Nevzat Laleli

ABD’nin bir numaralı adamı olan Saddam, 1990’da İran’a saldırırken, ABD silah, cephane, istihbarat ve strateji başta olmak üzere her türlü desteği vermişti. Savaş, 8 sene devam etmiş ve her iki taraftan birçok masum insanın öldürülmüş, maddi ve manevi çok zararlar çekilmişti. Saddam Hüseyin, ABD’nin kukla mahkemesi tarafından, Kurban bayramı sonunu bile beklemeden 30.Aralık.2006 da bayramının birinci günü Bağdat’ta, idam edilerek öldürüldü.

Saddam’ın sonunun başlangıcı olan İran’a saldırısından bizlere ulaşan bazı bilgiler ile olaylar arasında irtibatlar kurarak elde edilen neticeleri ekleyelim.

★ ★ ★

Alıştırma görevi>
Saddam Hüseyin'le ilgili alıntıda "ABD’nin bir numaralı" sözleriyle başlayıp "edilen neticeleri ekleyelim." sözleri de dahil olmak üzere bunlara kadar süren kısmı hiç değiştirmeden yazın. Aşağıdaki listenin bu çalışmada hiçbir rolü yoktur.

★ ★ ★

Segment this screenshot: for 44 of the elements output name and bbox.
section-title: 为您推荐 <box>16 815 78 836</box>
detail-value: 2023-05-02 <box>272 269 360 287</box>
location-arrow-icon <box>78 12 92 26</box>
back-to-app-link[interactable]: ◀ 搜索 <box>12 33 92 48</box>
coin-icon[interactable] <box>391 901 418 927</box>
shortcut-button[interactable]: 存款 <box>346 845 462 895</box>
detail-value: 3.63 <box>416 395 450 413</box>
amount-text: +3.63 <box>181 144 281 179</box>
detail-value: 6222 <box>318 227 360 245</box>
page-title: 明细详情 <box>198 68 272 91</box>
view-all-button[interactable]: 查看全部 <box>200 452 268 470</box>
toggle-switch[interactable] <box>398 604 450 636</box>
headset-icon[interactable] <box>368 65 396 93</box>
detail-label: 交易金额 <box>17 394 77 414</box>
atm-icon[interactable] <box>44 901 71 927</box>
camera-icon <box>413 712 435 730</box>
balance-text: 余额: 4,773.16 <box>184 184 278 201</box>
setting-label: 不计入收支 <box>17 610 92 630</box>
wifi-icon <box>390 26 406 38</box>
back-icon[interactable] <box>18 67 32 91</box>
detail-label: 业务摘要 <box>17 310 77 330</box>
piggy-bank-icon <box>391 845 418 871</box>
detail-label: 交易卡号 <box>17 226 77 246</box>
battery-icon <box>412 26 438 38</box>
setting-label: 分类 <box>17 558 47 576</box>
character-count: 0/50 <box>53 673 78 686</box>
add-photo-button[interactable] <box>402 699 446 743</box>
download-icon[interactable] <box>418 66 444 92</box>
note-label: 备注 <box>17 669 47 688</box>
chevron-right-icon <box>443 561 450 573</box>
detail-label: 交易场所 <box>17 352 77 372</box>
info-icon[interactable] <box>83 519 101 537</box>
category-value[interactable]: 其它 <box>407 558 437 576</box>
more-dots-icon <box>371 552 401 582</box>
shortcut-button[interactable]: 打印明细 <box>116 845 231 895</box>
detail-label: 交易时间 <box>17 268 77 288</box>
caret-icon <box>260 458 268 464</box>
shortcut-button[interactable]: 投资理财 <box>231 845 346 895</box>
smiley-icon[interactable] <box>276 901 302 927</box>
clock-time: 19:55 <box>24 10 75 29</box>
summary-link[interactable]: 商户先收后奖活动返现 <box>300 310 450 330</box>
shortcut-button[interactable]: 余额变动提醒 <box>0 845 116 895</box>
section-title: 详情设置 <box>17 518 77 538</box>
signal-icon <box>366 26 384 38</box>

★ ★ ★

Aşağıdaki çıktı>
ABD’nin bir numaralı adamı olan Saddam, 1990’da İran’a saldırırken, ABD silah, cephane, istihbarat ve strateji başta olmak üzere her türlü desteği vermişti. Savaş, 8 sene devam etmiş ve her iki taraftan birçok masum insanın öldürülmüş, maddi ve manevi çok zararlar çekilmişti. Saddam Hüseyin, ABD’nin kukla mahkemesi tarafından, Kurban bayramı sonunu bile beklemeden 30.Aralık.2006 da bayramının birinci günü Bağdat’ta, idam edilerek öldürüldü.

Saddam’ın sonunun başlangıcı olan İran’a saldırısından bizlere ulaşan bazı bilgiler ile olaylar arasında irtibatlar kurarak elde edilen neticeleri ekleyelim.